Dataset items
# # # # #

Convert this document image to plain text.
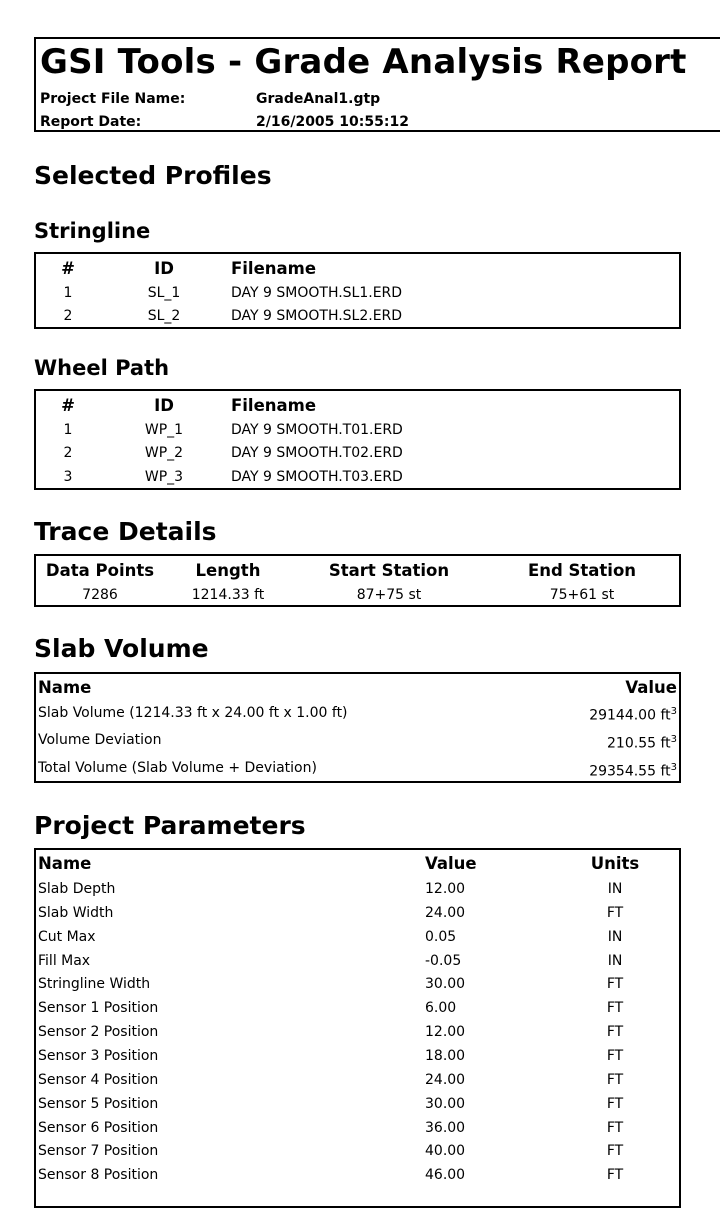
GSI Tools - Grade Analysis Report
Project File Name:	GradeAnal1.gtp
Report Date:	2/16/2005 10:55:12
Selected Profiles
Stringline
#	ID	Filename
1	SL_1	DAY 9 SMOOTH.SL1.ERD
2	SL_2	DAY 9 SMOOTH.SL2.ERD
Wheel Path
#	ID	Filename
1	WP_1	DAY 9 SMOOTH.T01.ERD
2	WP_2	DAY 9 SMOOTH.T02.ERD
3	WP_3	DAY 9 SMOOTH.T03.ERD
Trace Details
Data Points	Length	Start Station	End Station
7286	1214.33 ft	87+75 st	75+61 st
Slab Volume
Name	Value
Slab Volume (1214.33 ft x 24.00 ft x 1.00 ft)	29144.00 $ft^3$
Volume Deviation	210.55 $ft^3$
Total Volume (Slab Volume + Deviation)	29354.55 $ft^3$
Project Parameters
Name	Value	Units
Slab Depth	12.00	IN
Slab Width	24.00	FT
Cut Max	0.05	IN
Fill Max	-0.05	IN
Stringline Width	30.00	FT
Sensor 1 Position	6.00	FT
Sensor 2 Position	12.00	FT
Sensor 3 Position	18.00	FT
Sensor 4 Position	24.00	FT
Sensor 5 Position	30.00	FT
Sensor 6 Position	36.00	FT
Sensor 7 Position	40.00	FT
Sensor 8 Position	46.00	FT
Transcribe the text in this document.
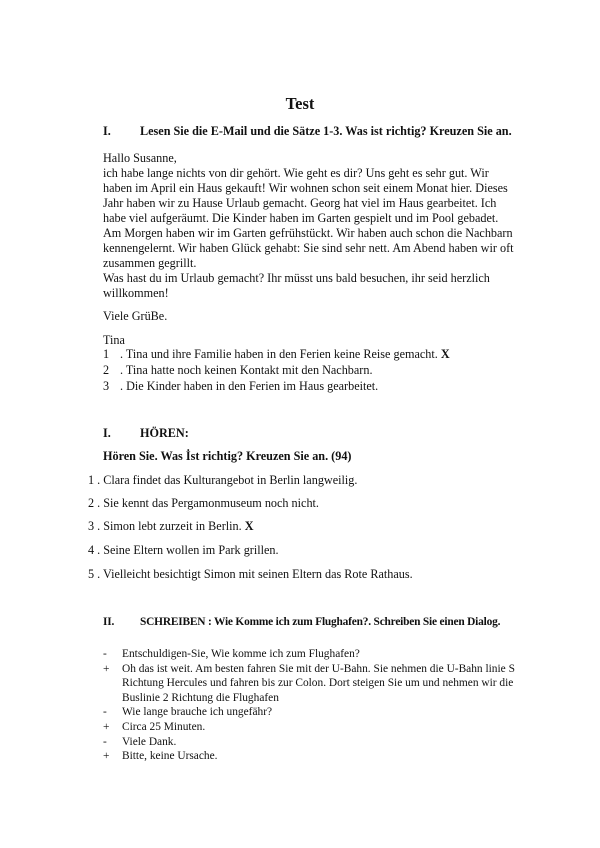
Test
I. Lesen Sie die E-Mail und die Sätze 1-3. Was ist richtig? Kreuzen Sie an.

Hallo Susanne,

ich habe lange nichts von dir gehört. Wie geht es dir? Uns geht es sehr gut. Wir

haben im April ein Haus gekauft! Wir wohnen schon seit einem Monat hier. Dieses

Jahr haben wir zu Hause Urlaub gemacht. Georg hat viel im Haus gearbeitet. Ich

habe viel aufgeräumt. Die Kinder haben im Garten gespielt und im Pool gebadet.

Am Morgen haben wir im Garten gefrühstückt. Wir haben auch schon die Nachbarn

kennengelernt. Wir haben Glück gehabt: Sie sind sehr nett. Am Abend haben wir oft

zusammen gegrillt.

Was hast du im Urlaub gemacht? Ihr müsst uns bald besuchen, ihr seid herzlich

willkommen!

Viele GrüBe.

Tina

1 . Tina und ihre Familie haben in den Ferien keine Reise gemacht. X
2 . Tina hatte noch keinen Kontakt mit den Nachbarn.
3 . Die Kinder haben in den Ferien im Haus gearbeitet.
I. HÖREN:
Hören Sie. Was İst richtig? Kreuzen Sie an. (94)
1 . Clara findet das Kulturangebot in Berlin langweilig.
2 . Sie kennt das Pergamonmuseum noch nicht.
3 . Simon lebt zurzeit in Berlin. X
4 . Seine Eltern wollen im Park grillen.
5 . Vielleicht besichtigt Simon mit seinen Eltern das Rote Rathaus.
II. SCHREIBEN : Wie Komme ich zum Flughafen?. Schreiben Sie einen Dialog.
- Entschuldigen-Sie, Wie komme ich zum Flughafen?
+ Oh das ist weit. Am besten fahren Sie mit der U-Bahn. Sie nehmen die U-Bahn linie S Richtung Hercules und fahren bis zur Colon. Dort steigen Sie um und nehmen wir die Buslinie 2 Richtung die Flughafen
- Wie lange brauche ich ungefähr?
+ Circa 25 Minuten.
- Viele Dank.
+ Bitte, keine Ursache.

# # # # #

#### PROBLEM TO SOLVE:
Count every line in the listing above that holds "schon", then report only the count.

#### ANSWER IN FULL:
2